** WHAT THE EXERCISE ASKS **
Return each line of the records with nothing changed, pictures excepted.

** DATA SECTION **
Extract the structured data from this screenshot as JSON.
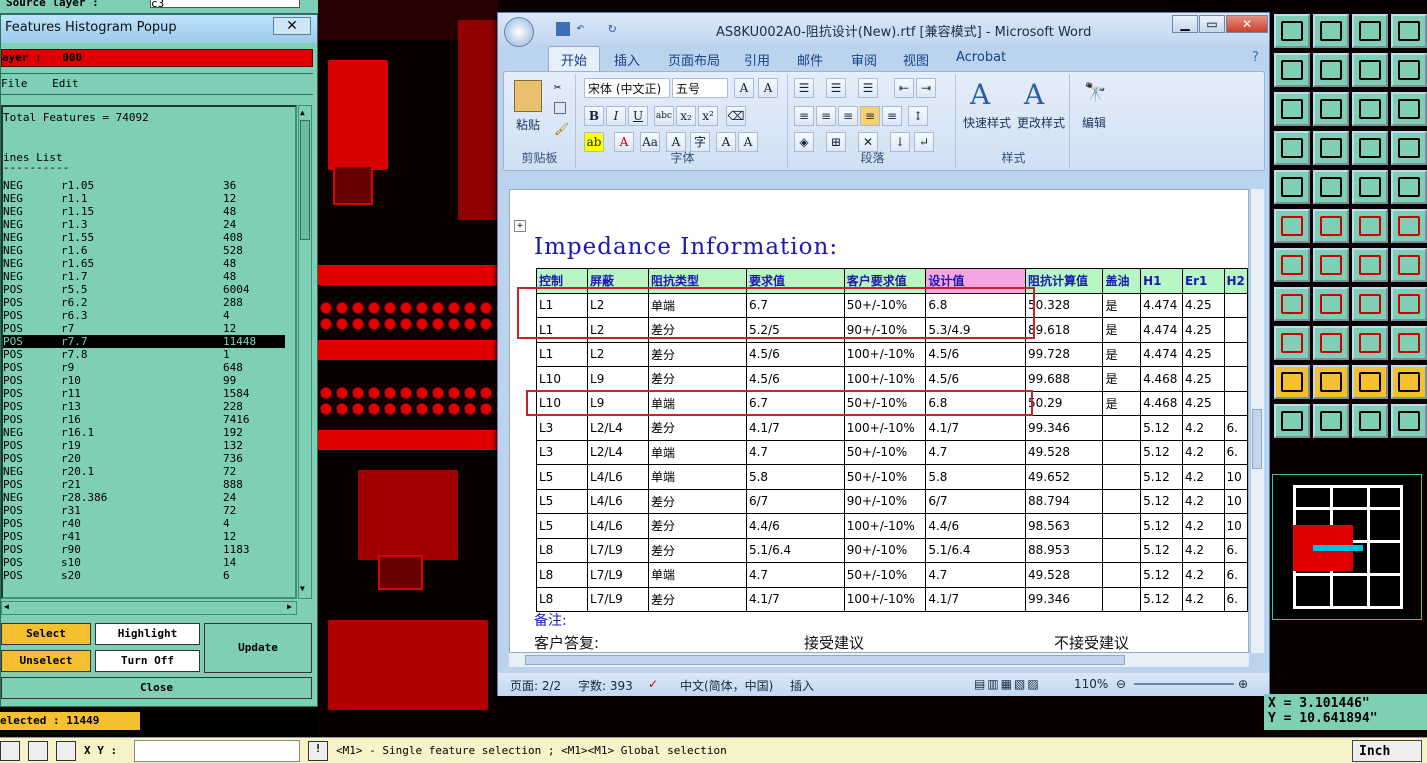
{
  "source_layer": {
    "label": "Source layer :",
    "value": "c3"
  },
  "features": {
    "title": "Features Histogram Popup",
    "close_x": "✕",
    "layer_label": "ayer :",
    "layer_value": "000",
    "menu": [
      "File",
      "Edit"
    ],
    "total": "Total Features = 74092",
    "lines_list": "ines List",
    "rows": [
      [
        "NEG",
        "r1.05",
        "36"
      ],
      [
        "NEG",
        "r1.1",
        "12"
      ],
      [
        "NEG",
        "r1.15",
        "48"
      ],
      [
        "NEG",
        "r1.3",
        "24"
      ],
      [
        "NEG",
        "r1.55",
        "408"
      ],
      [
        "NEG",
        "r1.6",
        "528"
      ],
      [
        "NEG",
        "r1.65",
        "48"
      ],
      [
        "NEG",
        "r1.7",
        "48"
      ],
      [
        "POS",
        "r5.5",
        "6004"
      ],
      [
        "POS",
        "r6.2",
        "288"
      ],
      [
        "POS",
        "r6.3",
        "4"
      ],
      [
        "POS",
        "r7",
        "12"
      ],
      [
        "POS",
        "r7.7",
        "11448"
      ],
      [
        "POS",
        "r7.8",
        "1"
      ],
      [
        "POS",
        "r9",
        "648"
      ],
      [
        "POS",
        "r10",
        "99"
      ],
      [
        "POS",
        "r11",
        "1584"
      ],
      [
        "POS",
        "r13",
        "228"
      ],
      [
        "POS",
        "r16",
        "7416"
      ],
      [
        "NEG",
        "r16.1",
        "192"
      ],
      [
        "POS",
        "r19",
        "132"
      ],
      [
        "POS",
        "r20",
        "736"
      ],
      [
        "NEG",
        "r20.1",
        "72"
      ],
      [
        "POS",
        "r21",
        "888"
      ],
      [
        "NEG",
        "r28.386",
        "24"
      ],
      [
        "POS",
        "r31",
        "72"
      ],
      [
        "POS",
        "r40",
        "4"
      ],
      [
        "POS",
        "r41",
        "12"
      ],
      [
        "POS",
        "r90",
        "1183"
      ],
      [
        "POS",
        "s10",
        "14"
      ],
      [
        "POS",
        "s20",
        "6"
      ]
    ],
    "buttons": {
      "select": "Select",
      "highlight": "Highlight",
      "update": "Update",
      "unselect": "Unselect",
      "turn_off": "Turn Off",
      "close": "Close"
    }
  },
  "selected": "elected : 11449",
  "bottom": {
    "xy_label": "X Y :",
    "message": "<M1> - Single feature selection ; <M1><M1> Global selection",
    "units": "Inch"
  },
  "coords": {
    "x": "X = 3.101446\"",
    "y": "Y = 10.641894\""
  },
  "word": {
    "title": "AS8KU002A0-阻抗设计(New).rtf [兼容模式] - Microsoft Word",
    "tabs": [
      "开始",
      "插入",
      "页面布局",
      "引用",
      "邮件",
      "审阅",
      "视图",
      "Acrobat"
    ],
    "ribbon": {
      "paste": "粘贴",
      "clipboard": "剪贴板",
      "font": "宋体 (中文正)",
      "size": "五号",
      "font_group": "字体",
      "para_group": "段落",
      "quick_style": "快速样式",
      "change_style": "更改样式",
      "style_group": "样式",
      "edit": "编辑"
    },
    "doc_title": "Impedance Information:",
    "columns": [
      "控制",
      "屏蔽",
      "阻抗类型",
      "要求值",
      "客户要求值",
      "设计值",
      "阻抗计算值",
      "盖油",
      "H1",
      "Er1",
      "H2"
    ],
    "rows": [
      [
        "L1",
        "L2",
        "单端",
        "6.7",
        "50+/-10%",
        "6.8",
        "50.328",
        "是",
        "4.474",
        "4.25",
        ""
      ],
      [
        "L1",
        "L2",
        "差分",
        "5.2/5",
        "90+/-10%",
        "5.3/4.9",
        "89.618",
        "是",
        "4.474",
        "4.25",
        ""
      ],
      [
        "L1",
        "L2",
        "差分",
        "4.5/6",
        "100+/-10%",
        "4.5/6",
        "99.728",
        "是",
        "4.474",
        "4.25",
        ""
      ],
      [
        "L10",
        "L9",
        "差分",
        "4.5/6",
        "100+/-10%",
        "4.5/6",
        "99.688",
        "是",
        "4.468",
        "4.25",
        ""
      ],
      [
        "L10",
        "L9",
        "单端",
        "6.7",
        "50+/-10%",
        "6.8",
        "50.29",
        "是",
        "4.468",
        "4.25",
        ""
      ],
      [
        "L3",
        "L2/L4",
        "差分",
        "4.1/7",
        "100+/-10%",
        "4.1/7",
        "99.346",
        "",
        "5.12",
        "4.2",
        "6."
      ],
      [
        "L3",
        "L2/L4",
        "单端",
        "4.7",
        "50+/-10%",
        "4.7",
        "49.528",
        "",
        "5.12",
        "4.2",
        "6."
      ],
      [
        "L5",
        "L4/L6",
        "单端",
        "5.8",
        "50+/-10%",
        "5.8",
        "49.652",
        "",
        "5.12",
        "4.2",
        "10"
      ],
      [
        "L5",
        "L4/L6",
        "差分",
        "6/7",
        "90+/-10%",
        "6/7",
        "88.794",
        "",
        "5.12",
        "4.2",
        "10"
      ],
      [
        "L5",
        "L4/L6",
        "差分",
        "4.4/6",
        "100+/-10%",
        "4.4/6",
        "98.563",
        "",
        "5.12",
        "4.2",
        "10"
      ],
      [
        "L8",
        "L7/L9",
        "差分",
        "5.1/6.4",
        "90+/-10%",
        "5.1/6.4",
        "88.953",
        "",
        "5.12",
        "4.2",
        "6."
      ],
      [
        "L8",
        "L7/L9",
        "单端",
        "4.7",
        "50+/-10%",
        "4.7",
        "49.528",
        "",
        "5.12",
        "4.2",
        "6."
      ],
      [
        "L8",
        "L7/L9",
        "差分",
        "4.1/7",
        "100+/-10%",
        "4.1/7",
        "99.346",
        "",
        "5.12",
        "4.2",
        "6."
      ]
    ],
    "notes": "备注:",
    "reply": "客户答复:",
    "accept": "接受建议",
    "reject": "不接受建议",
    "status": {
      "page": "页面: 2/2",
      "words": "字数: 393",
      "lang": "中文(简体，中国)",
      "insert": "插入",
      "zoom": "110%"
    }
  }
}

** EXERCISE SOLUTION **
Extract the structured data from this screenshot as JSON.
{
  "source_layer": {
    "label": "Source layer :",
    "value": "c3"
  },
  "features": {
    "title": "Features Histogram Popup",
    "close_x": "✕",
    "layer_label": "ayer :",
    "layer_value": "000",
    "menu": [
      "File",
      "Edit"
    ],
    "total": "Total Features = 74092",
    "lines_list": "ines List",
    "rows": [
      [
        "NEG",
        "r1.05",
        "36"
      ],
      [
        "NEG",
        "r1.1",
        "12"
      ],
      [
        "NEG",
        "r1.15",
        "48"
      ],
      [
        "NEG",
        "r1.3",
        "24"
      ],
      [
        "NEG",
        "r1.55",
        "408"
      ],
      [
        "NEG",
        "r1.6",
        "528"
      ],
      [
        "NEG",
        "r1.65",
        "48"
      ],
      [
        "NEG",
        "r1.7",
        "48"
      ],
      [
        "POS",
        "r5.5",
        "6004"
      ],
      [
        "POS",
        "r6.2",
        "288"
      ],
      [
        "POS",
        "r6.3",
        "4"
      ],
      [
        "POS",
        "r7",
        "12"
      ],
      [
        "POS",
        "r7.7",
        "11448"
      ],
      [
        "POS",
        "r7.8",
        "1"
      ],
      [
        "POS",
        "r9",
        "648"
      ],
      [
        "POS",
        "r10",
        "99"
      ],
      [
        "POS",
        "r11",
        "1584"
      ],
      [
        "POS",
        "r13",
        "228"
      ],
      [
        "POS",
        "r16",
        "7416"
      ],
      [
        "NEG",
        "r16.1",
        "192"
      ],
      [
        "POS",
        "r19",
        "132"
      ],
      [
        "POS",
        "r20",
        "736"
      ],
      [
        "NEG",
        "r20.1",
        "72"
      ],
      [
        "POS",
        "r21",
        "888"
      ],
      [
        "NEG",
        "r28.386",
        "24"
      ],
      [
        "POS",
        "r31",
        "72"
      ],
      [
        "POS",
        "r40",
        "4"
      ],
      [
        "POS",
        "r41",
        "12"
      ],
      [
        "POS",
        "r90",
        "1183"
      ],
      [
        "POS",
        "s10",
        "14"
      ],
      [
        "POS",
        "s20",
        "6"
      ]
    ],
    "buttons": {
      "select": "Select",
      "highlight": "Highlight",
      "update": "Update",
      "unselect": "Unselect",
      "turn_off": "Turn Off",
      "close": "Close"
    }
  },
  "selected": "elected : 11449",
  "bottom": {
    "xy_label": "X Y :",
    "message": "<M1> - Single feature selection ; <M1><M1> Global selection",
    "units": "Inch"
  },
  "coords": {
    "x": "X = 3.101446\"",
    "y": "Y = 10.641894\""
  },
  "word": {
    "title": "AS8KU002A0-阻抗设计(New).rtf [兼容模式] - Microsoft Word",
    "tabs": [
      "开始",
      "插入",
      "页面布局",
      "引用",
      "邮件",
      "审阅",
      "视图",
      "Acrobat"
    ],
    "ribbon": {
      "paste": "粘贴",
      "clipboard": "剪贴板",
      "font": "宋体 (中文正)",
      "size": "五号",
      "font_group": "字体",
      "para_group": "段落",
      "quick_style": "快速样式",
      "change_style": "更改样式",
      "style_group": "样式",
      "edit": "编辑"
    },
    "doc_title": "Impedance Information:",
    "columns": [
      "控制",
      "屏蔽",
      "阻抗类型",
      "要求值",
      "客户要求值",
      "设计值",
      "阻抗计算值",
      "盖油",
      "H1",
      "Er1",
      "H2"
    ],
    "rows": [
      [
        "L1",
        "L2",
        "单端",
        "6.7",
        "50+/-10%",
        "6.8",
        "50.328",
        "是",
        "4.474",
        "4.25",
        ""
      ],
      [
        "L1",
        "L2",
        "差分",
        "5.2/5",
        "90+/-10%",
        "5.3/4.9",
        "89.618",
        "是",
        "4.474",
        "4.25",
        ""
      ],
      [
        "L1",
        "L2",
        "差分",
        "4.5/6",
        "100+/-10%",
        "4.5/6",
        "99.728",
        "是",
        "4.474",
        "4.25",
        ""
      ],
      [
        "L10",
        "L9",
        "差分",
        "4.5/6",
        "100+/-10%",
        "4.5/6",
        "99.688",
        "是",
        "4.468",
        "4.25",
        ""
      ],
      [
        "L10",
        "L9",
        "单端",
        "6.7",
        "50+/-10%",
        "6.8",
        "50.29",
        "是",
        "4.468",
        "4.25",
        ""
      ],
      [
        "L3",
        "L2/L4",
        "差分",
        "4.1/7",
        "100+/-10%",
        "4.1/7",
        "99.346",
        "",
        "5.12",
        "4.2",
        "6."
      ],
      [
        "L3",
        "L2/L4",
        "单端",
        "4.7",
        "50+/-10%",
        "4.7",
        "49.528",
        "",
        "5.12",
        "4.2",
        "6."
      ],
      [
        "L5",
        "L4/L6",
        "单端",
        "5.8",
        "50+/-10%",
        "5.8",
        "49.652",
        "",
        "5.12",
        "4.2",
        "10"
      ],
      [
        "L5",
        "L4/L6",
        "差分",
        "6/7",
        "90+/-10%",
        "6/7",
        "88.794",
        "",
        "5.12",
        "4.2",
        "10"
      ],
      [
        "L5",
        "L4/L6",
        "差分",
        "4.4/6",
        "100+/-10%",
        "4.4/6",
        "98.563",
        "",
        "5.12",
        "4.2",
        "10"
      ],
      [
        "L8",
        "L7/L9",
        "差分",
        "5.1/6.4",
        "90+/-10%",
        "5.1/6.4",
        "88.953",
        "",
        "5.12",
        "4.2",
        "6."
      ],
      [
        "L8",
        "L7/L9",
        "单端",
        "4.7",
        "50+/-10%",
        "4.7",
        "49.528",
        "",
        "5.12",
        "4.2",
        "6."
      ],
      [
        "L8",
        "L7/L9",
        "差分",
        "4.1/7",
        "100+/-10%",
        "4.1/7",
        "99.346",
        "",
        "5.12",
        "4.2",
        "6."
      ]
    ],
    "notes": "备注:",
    "reply": "客户答复:",
    "accept": "接受建议",
    "reject": "不接受建议",
    "status": {
      "page": "页面: 2/2",
      "words": "字数: 393",
      "lang": "中文(简体，中国)",
      "insert": "插入",
      "zoom": "110%"
    }
  }
}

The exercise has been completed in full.